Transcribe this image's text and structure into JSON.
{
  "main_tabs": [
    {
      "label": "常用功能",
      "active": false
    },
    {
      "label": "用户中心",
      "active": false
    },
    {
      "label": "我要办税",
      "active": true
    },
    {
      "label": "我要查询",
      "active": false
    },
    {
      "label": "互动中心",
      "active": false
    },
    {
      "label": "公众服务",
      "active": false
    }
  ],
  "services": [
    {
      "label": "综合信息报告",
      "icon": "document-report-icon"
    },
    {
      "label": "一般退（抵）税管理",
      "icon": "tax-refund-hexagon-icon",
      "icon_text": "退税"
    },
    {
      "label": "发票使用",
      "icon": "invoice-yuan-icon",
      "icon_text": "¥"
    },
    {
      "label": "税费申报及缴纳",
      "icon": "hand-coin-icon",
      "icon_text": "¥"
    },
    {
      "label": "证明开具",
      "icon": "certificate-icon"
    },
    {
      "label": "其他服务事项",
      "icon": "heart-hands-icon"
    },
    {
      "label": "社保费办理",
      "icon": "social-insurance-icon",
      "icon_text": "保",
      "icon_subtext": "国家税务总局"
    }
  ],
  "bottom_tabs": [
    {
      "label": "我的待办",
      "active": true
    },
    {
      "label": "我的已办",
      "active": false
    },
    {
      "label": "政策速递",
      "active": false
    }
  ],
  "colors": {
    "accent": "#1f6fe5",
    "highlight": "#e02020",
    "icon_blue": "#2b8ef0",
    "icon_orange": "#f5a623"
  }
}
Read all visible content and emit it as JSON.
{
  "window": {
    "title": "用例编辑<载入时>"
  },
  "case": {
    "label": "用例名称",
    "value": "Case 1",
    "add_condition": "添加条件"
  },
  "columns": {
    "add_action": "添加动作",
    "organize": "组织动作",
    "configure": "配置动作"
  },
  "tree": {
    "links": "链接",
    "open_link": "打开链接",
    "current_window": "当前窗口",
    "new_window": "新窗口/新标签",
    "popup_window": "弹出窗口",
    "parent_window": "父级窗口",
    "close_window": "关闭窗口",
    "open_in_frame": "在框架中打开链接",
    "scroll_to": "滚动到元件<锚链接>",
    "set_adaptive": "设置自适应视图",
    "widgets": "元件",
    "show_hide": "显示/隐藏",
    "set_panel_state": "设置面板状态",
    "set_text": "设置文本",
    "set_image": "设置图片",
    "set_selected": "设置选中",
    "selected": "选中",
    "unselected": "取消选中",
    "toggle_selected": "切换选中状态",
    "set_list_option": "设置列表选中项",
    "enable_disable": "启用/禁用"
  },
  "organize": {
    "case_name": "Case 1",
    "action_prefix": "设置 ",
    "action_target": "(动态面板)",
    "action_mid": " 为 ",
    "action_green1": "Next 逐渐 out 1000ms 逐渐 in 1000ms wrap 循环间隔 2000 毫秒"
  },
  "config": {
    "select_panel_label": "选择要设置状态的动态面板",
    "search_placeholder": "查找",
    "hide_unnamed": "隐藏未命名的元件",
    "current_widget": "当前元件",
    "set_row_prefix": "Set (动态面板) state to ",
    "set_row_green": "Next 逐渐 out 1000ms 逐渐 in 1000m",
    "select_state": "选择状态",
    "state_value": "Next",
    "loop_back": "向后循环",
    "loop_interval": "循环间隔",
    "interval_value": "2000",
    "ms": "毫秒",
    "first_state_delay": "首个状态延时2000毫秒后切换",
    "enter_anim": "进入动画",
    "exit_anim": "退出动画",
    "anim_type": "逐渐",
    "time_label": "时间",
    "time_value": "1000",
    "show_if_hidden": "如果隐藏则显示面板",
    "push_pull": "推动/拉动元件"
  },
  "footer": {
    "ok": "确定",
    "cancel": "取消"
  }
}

◆ **Task details**:
All of the entries need to be reproduced exactly; please write them out.

◆ **Exercise response**:
Transcribe this image's text and structure into JSON.
{
  "main_tabs": [
    {
      "label": "常用功能",
      "active": false
    },
    {
      "label": "用户中心",
      "active": false
    },
    {
      "label": "我要办税",
      "active": true
    },
    {
      "label": "我要查询",
      "active": false
    },
    {
      "label": "互动中心",
      "active": false
    },
    {
      "label": "公众服务",
      "active": false
    }
  ],
  "services": [
    {
      "label": "综合信息报告",
      "icon": "document-report-icon"
    },
    {
      "label": "一般退（抵）税管理",
      "icon": "tax-refund-hexagon-icon",
      "icon_text": "退税"
    },
    {
      "label": "发票使用",
      "icon": "invoice-yuan-icon",
      "icon_text": "¥"
    },
    {
      "label": "税费申报及缴纳",
      "icon": "hand-coin-icon",
      "icon_text": "¥"
    },
    {
      "label": "证明开具",
      "icon": "certificate-icon"
    },
    {
      "label": "其他服务事项",
      "icon": "heart-hands-icon"
    },
    {
      "label": "社保费办理",
      "icon": "social-insurance-icon",
      "icon_text": "保",
      "icon_subtext": "国家税务总局"
    }
  ],
  "bottom_tabs": [
    {
      "label": "我的待办",
      "active": true
    },
    {
      "label": "我的已办",
      "active": false
    },
    {
      "label": "政策速递",
      "active": false
    }
  ],
  "colors": {
    "accent": "#1f6fe5",
    "highlight": "#e02020",
    "icon_blue": "#2b8ef0",
    "icon_orange": "#f5a623"
  }
}
Read all visible content and emit it as JSON.
{
  "window": {
    "title": "用例编辑<载入时>"
  },
  "case": {
    "label": "用例名称",
    "value": "Case 1",
    "add_condition": "添加条件"
  },
  "columns": {
    "add_action": "添加动作",
    "organize": "组织动作",
    "configure": "配置动作"
  },
  "tree": {
    "links": "链接",
    "open_link": "打开链接",
    "current_window": "当前窗口",
    "new_window": "新窗口/新标签",
    "popup_window": "弹出窗口",
    "parent_window": "父级窗口",
    "close_window": "关闭窗口",
    "open_in_frame": "在框架中打开链接",
    "scroll_to": "滚动到元件<锚链接>",
    "set_adaptive": "设置自适应视图",
    "widgets": "元件",
    "show_hide": "显示/隐藏",
    "set_panel_state": "设置面板状态",
    "set_text": "设置文本",
    "set_image": "设置图片",
    "set_selected": "设置选中",
    "selected": "选中",
    "unselected": "取消选中",
    "toggle_selected": "切换选中状态",
    "set_list_option": "设置列表选中项",
    "enable_disable": "启用/禁用"
  },
  "organize": {
    "case_name": "Case 1",
    "action_prefix": "设置 ",
    "action_target": "(动态面板)",
    "action_mid": " 为 ",
    "action_green1": "Next 逐渐 out 1000ms 逐渐 in 1000ms wrap 循环间隔 2000 毫秒"
  },
  "config": {
    "select_panel_label": "选择要设置状态的动态面板",
    "search_placeholder": "查找",
    "hide_unnamed": "隐藏未命名的元件",
    "current_widget": "当前元件",
    "set_row_prefix": "Set (动态面板) state to ",
    "set_row_green": "Next 逐渐 out 1000ms 逐渐 in 1000m",
    "select_state": "选择状态",
    "state_value": "Next",
    "loop_back": "向后循环",
    "loop_interval": "循环间隔",
    "interval_value": "2000",
    "ms": "毫秒",
    "first_state_delay": "首个状态延时2000毫秒后切换",
    "enter_anim": "进入动画",
    "exit_anim": "退出动画",
    "anim_type": "逐渐",
    "time_label": "时间",
    "time_value": "1000",
    "show_if_hidden": "如果隐藏则显示面板",
    "push_pull": "推动/拉动元件"
  },
  "footer": {
    "ok": "确定",
    "cancel": "取消"
  }
}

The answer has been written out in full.